GOAL
Copy the data below line for line, starting with the very first line and stopping after the line that contains "final-passers-link[interactable]: 클 릭 xyxy=(572,576,758,605)".

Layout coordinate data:
============================================================
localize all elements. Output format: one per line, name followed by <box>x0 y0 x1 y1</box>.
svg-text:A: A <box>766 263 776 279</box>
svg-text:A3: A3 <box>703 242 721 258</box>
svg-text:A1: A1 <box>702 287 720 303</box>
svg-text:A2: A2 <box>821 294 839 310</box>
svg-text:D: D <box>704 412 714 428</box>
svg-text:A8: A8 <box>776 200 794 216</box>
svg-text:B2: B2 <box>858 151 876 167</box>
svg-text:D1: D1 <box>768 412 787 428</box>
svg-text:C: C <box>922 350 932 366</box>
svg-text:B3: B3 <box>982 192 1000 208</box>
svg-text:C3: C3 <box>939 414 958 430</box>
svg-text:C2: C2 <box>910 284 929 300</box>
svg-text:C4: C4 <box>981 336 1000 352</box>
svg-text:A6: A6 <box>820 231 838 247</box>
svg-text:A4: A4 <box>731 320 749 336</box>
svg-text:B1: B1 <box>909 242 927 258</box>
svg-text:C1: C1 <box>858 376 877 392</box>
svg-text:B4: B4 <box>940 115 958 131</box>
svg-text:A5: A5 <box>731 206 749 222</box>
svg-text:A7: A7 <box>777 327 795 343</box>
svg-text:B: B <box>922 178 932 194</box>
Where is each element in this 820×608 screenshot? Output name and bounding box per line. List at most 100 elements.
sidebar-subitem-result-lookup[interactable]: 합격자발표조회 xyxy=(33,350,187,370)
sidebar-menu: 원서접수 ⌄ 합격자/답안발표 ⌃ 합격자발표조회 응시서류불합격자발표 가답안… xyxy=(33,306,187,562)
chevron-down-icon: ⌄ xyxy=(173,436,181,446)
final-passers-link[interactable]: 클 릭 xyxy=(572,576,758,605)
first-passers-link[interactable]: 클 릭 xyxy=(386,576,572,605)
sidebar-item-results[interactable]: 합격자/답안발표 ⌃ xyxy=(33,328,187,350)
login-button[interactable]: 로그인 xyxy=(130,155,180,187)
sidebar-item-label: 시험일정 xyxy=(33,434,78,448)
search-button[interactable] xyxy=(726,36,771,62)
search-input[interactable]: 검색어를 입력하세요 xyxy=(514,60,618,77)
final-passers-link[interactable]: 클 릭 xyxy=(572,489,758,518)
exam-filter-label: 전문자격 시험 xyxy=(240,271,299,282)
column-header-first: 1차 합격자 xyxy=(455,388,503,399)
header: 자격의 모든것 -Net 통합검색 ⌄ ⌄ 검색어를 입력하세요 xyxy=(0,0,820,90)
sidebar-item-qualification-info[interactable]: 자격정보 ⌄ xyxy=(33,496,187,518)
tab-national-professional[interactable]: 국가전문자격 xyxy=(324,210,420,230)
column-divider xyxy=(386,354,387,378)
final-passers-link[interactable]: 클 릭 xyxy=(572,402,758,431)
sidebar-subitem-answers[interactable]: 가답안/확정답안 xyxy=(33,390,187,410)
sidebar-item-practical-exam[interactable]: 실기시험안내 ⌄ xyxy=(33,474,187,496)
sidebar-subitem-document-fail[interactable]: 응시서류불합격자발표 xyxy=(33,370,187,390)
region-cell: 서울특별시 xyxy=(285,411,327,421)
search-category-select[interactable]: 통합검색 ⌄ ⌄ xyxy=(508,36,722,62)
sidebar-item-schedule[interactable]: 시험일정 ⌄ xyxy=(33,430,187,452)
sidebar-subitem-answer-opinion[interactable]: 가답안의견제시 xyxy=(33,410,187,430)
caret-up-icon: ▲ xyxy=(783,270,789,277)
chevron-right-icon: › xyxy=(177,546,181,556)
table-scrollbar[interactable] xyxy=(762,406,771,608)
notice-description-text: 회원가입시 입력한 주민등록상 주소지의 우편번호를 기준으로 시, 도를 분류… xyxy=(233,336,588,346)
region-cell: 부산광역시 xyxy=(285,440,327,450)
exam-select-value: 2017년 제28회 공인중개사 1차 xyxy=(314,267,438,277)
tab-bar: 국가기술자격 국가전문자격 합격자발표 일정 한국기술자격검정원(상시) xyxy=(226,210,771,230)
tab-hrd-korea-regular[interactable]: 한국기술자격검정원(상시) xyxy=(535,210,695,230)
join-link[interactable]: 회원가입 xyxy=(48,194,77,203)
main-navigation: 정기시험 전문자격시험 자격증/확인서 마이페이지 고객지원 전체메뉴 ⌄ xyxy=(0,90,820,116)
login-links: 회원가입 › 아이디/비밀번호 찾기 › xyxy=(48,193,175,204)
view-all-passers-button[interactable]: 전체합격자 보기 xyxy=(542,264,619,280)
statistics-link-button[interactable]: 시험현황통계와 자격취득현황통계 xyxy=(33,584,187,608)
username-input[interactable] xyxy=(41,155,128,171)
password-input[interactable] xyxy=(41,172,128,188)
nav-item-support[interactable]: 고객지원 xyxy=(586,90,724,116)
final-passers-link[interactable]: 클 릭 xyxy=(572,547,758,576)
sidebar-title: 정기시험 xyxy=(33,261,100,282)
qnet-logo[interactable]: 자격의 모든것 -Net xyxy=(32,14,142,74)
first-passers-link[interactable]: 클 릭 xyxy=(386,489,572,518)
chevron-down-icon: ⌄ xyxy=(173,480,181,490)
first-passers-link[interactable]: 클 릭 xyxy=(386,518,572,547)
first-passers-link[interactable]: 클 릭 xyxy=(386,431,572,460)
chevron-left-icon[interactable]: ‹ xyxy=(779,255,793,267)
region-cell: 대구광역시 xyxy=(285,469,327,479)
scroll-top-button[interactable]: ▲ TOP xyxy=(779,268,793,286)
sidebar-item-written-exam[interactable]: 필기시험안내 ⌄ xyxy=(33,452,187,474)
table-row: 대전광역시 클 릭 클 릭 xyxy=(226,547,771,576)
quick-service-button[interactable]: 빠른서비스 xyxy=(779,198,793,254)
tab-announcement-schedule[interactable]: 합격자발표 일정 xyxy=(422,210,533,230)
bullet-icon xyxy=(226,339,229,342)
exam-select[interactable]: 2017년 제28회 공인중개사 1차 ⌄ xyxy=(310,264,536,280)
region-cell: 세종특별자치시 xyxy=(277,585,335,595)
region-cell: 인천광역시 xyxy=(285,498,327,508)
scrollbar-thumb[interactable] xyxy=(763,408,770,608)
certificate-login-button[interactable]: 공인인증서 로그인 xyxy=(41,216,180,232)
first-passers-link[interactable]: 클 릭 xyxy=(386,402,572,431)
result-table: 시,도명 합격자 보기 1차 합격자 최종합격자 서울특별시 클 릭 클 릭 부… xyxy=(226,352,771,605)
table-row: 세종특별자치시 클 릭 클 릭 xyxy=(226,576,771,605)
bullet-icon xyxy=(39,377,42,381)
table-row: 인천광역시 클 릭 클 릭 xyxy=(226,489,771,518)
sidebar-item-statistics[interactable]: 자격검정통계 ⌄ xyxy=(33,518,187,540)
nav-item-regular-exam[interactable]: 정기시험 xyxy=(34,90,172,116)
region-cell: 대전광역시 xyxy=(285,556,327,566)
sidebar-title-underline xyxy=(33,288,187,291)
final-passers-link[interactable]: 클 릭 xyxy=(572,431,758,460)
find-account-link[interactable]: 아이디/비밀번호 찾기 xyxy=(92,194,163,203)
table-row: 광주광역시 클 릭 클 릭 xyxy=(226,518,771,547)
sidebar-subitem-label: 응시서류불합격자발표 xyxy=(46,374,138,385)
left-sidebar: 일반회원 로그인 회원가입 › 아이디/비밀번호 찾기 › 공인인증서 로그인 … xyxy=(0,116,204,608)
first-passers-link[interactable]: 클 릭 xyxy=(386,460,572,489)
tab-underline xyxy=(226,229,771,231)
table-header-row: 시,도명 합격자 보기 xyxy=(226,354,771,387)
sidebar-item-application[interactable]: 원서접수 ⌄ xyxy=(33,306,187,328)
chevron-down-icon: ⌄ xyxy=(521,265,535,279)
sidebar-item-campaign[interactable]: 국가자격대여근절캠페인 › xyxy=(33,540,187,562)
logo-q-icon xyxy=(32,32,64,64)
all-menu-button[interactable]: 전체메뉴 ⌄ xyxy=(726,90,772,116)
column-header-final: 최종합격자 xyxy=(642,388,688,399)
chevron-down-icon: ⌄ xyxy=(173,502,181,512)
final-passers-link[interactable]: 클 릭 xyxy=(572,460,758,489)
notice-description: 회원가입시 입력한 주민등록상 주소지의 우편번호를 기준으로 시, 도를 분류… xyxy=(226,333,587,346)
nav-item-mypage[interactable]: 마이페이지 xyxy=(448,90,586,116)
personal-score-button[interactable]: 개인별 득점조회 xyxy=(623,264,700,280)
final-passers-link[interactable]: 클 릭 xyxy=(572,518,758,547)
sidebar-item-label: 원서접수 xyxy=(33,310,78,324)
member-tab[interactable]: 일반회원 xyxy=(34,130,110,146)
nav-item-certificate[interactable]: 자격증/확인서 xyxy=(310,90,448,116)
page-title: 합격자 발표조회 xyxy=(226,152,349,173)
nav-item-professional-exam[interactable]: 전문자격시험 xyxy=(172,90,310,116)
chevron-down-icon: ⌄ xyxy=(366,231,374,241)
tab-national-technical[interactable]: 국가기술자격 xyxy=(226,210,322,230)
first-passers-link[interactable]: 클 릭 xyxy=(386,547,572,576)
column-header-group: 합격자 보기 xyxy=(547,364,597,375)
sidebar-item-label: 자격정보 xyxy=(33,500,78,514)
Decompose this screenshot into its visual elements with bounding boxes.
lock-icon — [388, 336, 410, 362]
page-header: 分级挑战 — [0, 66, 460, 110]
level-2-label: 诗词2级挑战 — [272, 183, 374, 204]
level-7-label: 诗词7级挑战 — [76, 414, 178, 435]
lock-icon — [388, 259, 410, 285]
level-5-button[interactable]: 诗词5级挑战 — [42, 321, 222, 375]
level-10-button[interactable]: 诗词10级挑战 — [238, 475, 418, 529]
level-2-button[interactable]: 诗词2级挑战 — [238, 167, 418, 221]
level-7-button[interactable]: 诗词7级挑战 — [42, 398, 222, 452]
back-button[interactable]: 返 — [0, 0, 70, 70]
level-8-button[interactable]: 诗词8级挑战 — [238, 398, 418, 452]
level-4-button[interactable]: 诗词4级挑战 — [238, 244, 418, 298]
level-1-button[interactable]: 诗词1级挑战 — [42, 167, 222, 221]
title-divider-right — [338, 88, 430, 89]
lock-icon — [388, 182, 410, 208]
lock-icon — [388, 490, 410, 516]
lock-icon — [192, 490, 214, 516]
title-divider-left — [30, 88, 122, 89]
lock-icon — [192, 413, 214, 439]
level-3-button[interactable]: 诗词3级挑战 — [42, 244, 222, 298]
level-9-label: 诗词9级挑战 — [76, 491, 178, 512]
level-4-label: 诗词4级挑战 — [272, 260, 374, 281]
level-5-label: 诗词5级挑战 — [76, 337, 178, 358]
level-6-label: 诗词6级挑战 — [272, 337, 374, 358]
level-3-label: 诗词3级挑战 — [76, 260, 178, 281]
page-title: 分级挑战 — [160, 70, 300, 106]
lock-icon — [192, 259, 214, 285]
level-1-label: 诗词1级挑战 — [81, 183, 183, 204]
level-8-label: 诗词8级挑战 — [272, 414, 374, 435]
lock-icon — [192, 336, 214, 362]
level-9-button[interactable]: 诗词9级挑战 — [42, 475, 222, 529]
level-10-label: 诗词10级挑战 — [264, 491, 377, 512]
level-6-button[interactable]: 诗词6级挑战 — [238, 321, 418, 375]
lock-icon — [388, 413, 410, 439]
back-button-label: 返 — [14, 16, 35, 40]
============================================================
FULL RESPONSE
localize all elements. Output format: one per line, name followed by <box>x0 y0 x1 y1</box>.
svg-text:A: A <box>766 263 776 279</box>
svg-text:A3: A3 <box>703 242 721 258</box>
svg-text:A1: A1 <box>702 287 720 303</box>
svg-text:A2: A2 <box>821 294 839 310</box>
svg-text:D: D <box>704 412 714 428</box>
svg-text:A8: A8 <box>776 200 794 216</box>
svg-text:B2: B2 <box>858 151 876 167</box>
svg-text:D1: D1 <box>768 412 787 428</box>
svg-text:C: C <box>922 350 932 366</box>
svg-text:B3: B3 <box>982 192 1000 208</box>
svg-text:C3: C3 <box>939 414 958 430</box>
svg-text:C2: C2 <box>910 284 929 300</box>
svg-text:C4: C4 <box>981 336 1000 352</box>
svg-text:A6: A6 <box>820 231 838 247</box>
svg-text:A4: A4 <box>731 320 749 336</box>
svg-text:B1: B1 <box>909 242 927 258</box>
svg-text:C1: C1 <box>858 376 877 392</box>
svg-text:B4: B4 <box>940 115 958 131</box>
svg-text:A5: A5 <box>731 206 749 222</box>
svg-text:A7: A7 <box>777 327 795 343</box>
svg-text:B: B <box>922 178 932 194</box>
Where is each element in this 820×608 screenshot? Output name and bounding box per line. List at most 100 elements.
sidebar-subitem-result-lookup[interactable]: 합격자발표조회 xyxy=(33,350,187,370)
sidebar-menu: 원서접수 ⌄ 합격자/답안발표 ⌃ 합격자발표조회 응시서류불합격자발표 가답안… xyxy=(33,306,187,562)
chevron-down-icon: ⌄ xyxy=(173,436,181,446)
final-passers-link[interactable]: 클 릭 xyxy=(572,576,758,605)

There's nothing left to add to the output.